- Exercise aim
Give all the lines below again, exactly, with no pictures.

══ Material provided

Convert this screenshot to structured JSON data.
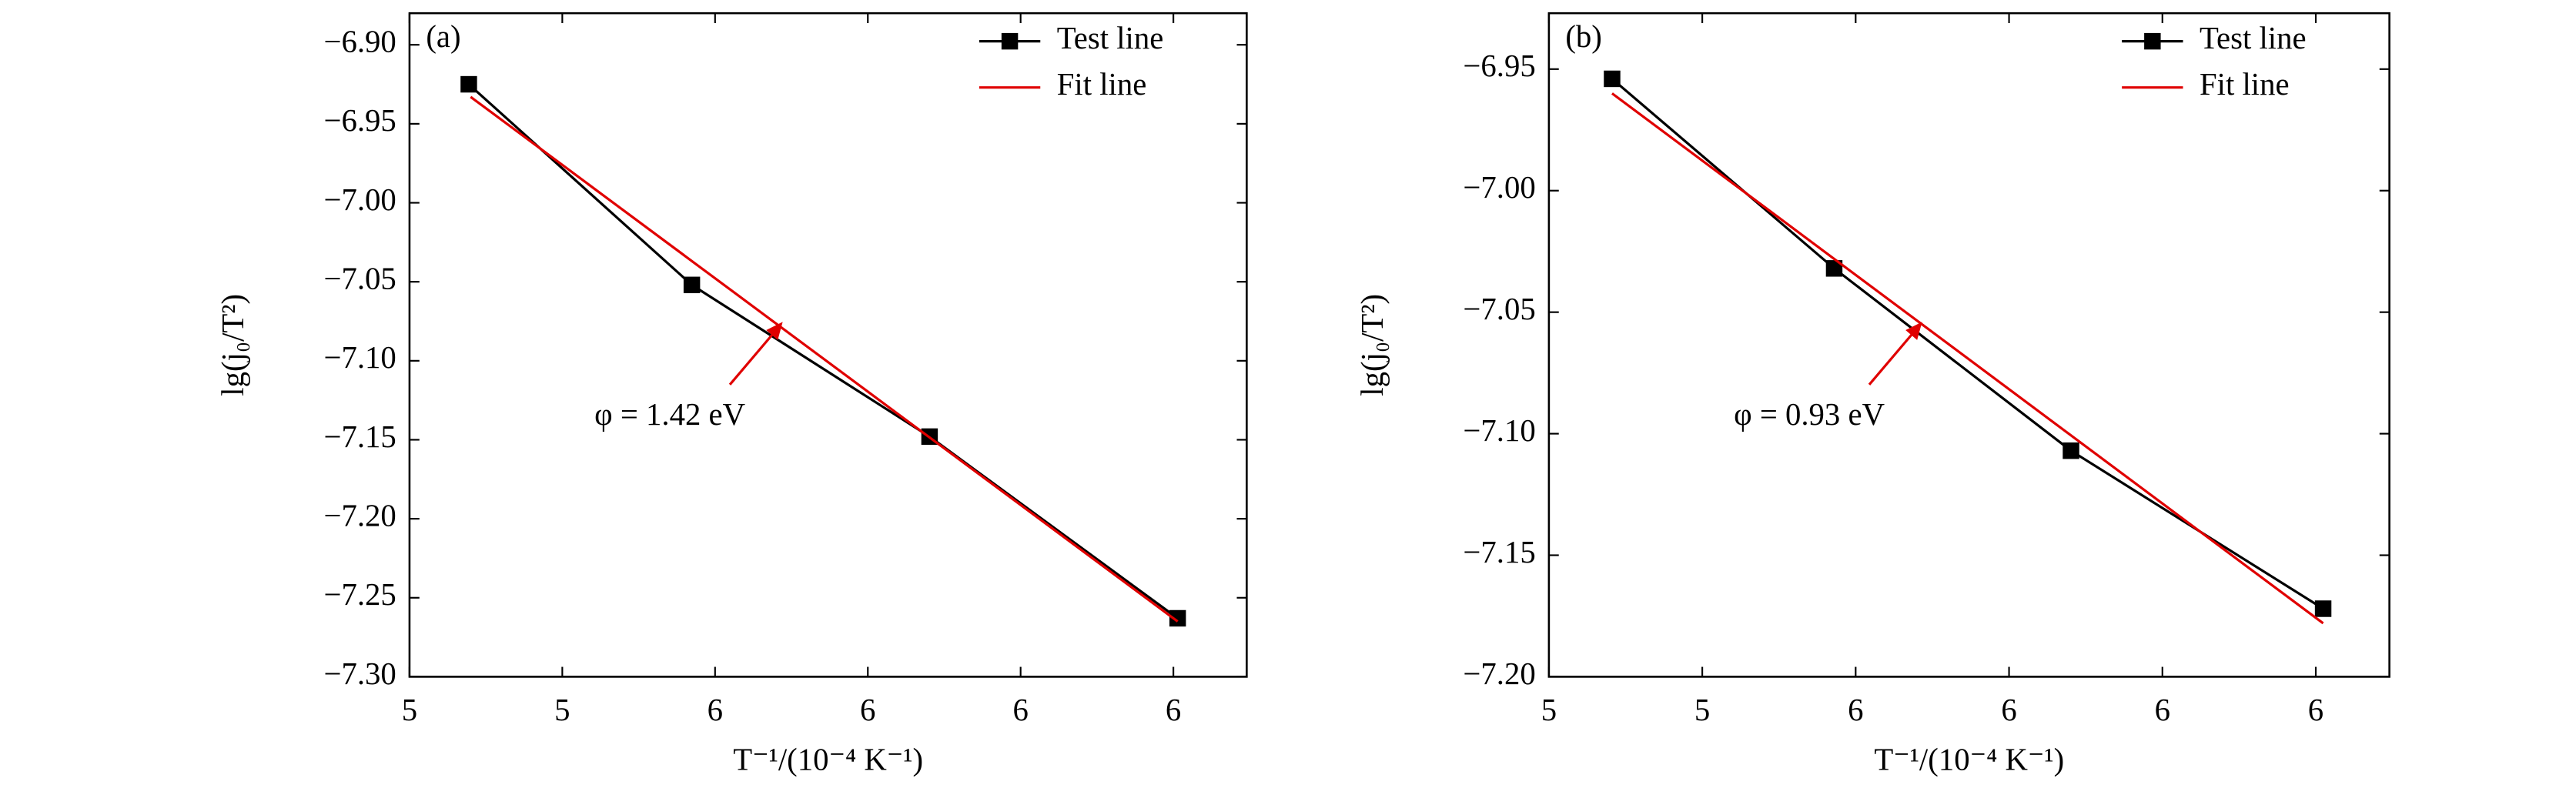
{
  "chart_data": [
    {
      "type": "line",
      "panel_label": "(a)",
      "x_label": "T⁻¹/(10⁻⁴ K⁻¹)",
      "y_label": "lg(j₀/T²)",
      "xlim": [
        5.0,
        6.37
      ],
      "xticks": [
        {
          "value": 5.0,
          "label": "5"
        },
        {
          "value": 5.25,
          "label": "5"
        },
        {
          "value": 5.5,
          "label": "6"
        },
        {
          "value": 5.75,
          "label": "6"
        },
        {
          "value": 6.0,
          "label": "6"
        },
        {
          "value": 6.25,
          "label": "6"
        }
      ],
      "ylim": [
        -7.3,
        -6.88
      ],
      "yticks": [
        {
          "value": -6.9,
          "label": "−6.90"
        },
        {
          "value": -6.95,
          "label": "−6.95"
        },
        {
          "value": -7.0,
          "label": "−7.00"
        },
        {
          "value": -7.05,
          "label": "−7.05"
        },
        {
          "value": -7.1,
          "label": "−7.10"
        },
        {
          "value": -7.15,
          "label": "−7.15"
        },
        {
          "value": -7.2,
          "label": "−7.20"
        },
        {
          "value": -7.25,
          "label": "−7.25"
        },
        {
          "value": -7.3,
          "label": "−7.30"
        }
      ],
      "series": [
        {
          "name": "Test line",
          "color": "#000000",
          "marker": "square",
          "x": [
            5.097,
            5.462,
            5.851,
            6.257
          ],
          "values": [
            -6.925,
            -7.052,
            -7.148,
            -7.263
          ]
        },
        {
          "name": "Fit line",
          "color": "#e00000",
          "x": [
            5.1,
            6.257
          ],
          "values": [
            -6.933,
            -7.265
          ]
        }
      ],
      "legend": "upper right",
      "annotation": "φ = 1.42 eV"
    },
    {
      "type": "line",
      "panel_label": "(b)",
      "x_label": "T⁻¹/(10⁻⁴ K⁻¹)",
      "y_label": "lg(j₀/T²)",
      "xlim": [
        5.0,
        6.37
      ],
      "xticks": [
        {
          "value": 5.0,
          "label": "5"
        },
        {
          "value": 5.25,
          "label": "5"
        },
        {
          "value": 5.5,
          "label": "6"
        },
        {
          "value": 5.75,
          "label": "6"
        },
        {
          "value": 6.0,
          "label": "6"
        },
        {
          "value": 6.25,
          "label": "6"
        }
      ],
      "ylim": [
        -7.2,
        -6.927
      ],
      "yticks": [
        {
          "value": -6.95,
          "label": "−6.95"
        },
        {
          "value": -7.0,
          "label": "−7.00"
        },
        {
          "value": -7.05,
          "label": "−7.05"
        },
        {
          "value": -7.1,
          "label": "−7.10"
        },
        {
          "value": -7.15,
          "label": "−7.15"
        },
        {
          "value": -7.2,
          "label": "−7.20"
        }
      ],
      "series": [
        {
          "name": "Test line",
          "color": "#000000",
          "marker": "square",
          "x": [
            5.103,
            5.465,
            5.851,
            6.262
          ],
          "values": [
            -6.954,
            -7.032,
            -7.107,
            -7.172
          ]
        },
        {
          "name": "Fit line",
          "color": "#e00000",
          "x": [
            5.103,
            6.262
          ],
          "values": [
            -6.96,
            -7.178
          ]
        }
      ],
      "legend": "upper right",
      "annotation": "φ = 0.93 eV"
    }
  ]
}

════

- Full answer
Convert this screenshot to structured JSON data.
{
  "chart_data": [
    {
      "type": "line",
      "panel_label": "(a)",
      "x_label": "T⁻¹/(10⁻⁴ K⁻¹)",
      "y_label": "lg(j₀/T²)",
      "xlim": [
        5.0,
        6.37
      ],
      "xticks": [
        {
          "value": 5.0,
          "label": "5"
        },
        {
          "value": 5.25,
          "label": "5"
        },
        {
          "value": 5.5,
          "label": "6"
        },
        {
          "value": 5.75,
          "label": "6"
        },
        {
          "value": 6.0,
          "label": "6"
        },
        {
          "value": 6.25,
          "label": "6"
        }
      ],
      "ylim": [
        -7.3,
        -6.88
      ],
      "yticks": [
        {
          "value": -6.9,
          "label": "−6.90"
        },
        {
          "value": -6.95,
          "label": "−6.95"
        },
        {
          "value": -7.0,
          "label": "−7.00"
        },
        {
          "value": -7.05,
          "label": "−7.05"
        },
        {
          "value": -7.1,
          "label": "−7.10"
        },
        {
          "value": -7.15,
          "label": "−7.15"
        },
        {
          "value": -7.2,
          "label": "−7.20"
        },
        {
          "value": -7.25,
          "label": "−7.25"
        },
        {
          "value": -7.3,
          "label": "−7.30"
        }
      ],
      "series": [
        {
          "name": "Test line",
          "color": "#000000",
          "marker": "square",
          "x": [
            5.097,
            5.462,
            5.851,
            6.257
          ],
          "values": [
            -6.925,
            -7.052,
            -7.148,
            -7.263
          ]
        },
        {
          "name": "Fit line",
          "color": "#e00000",
          "x": [
            5.1,
            6.257
          ],
          "values": [
            -6.933,
            -7.265
          ]
        }
      ],
      "legend": "upper right",
      "annotation": "φ = 1.42 eV"
    },
    {
      "type": "line",
      "panel_label": "(b)",
      "x_label": "T⁻¹/(10⁻⁴ K⁻¹)",
      "y_label": "lg(j₀/T²)",
      "xlim": [
        5.0,
        6.37
      ],
      "xticks": [
        {
          "value": 5.0,
          "label": "5"
        },
        {
          "value": 5.25,
          "label": "5"
        },
        {
          "value": 5.5,
          "label": "6"
        },
        {
          "value": 5.75,
          "label": "6"
        },
        {
          "value": 6.0,
          "label": "6"
        },
        {
          "value": 6.25,
          "label": "6"
        }
      ],
      "ylim": [
        -7.2,
        -6.927
      ],
      "yticks": [
        {
          "value": -6.95,
          "label": "−6.95"
        },
        {
          "value": -7.0,
          "label": "−7.00"
        },
        {
          "value": -7.05,
          "label": "−7.05"
        },
        {
          "value": -7.1,
          "label": "−7.10"
        },
        {
          "value": -7.15,
          "label": "−7.15"
        },
        {
          "value": -7.2,
          "label": "−7.20"
        }
      ],
      "series": [
        {
          "name": "Test line",
          "color": "#000000",
          "marker": "square",
          "x": [
            5.103,
            5.465,
            5.851,
            6.262
          ],
          "values": [
            -6.954,
            -7.032,
            -7.107,
            -7.172
          ]
        },
        {
          "name": "Fit line",
          "color": "#e00000",
          "x": [
            5.103,
            6.262
          ],
          "values": [
            -6.96,
            -7.178
          ]
        }
      ],
      "legend": "upper right",
      "annotation": "φ = 0.93 eV"
    }
  ]
}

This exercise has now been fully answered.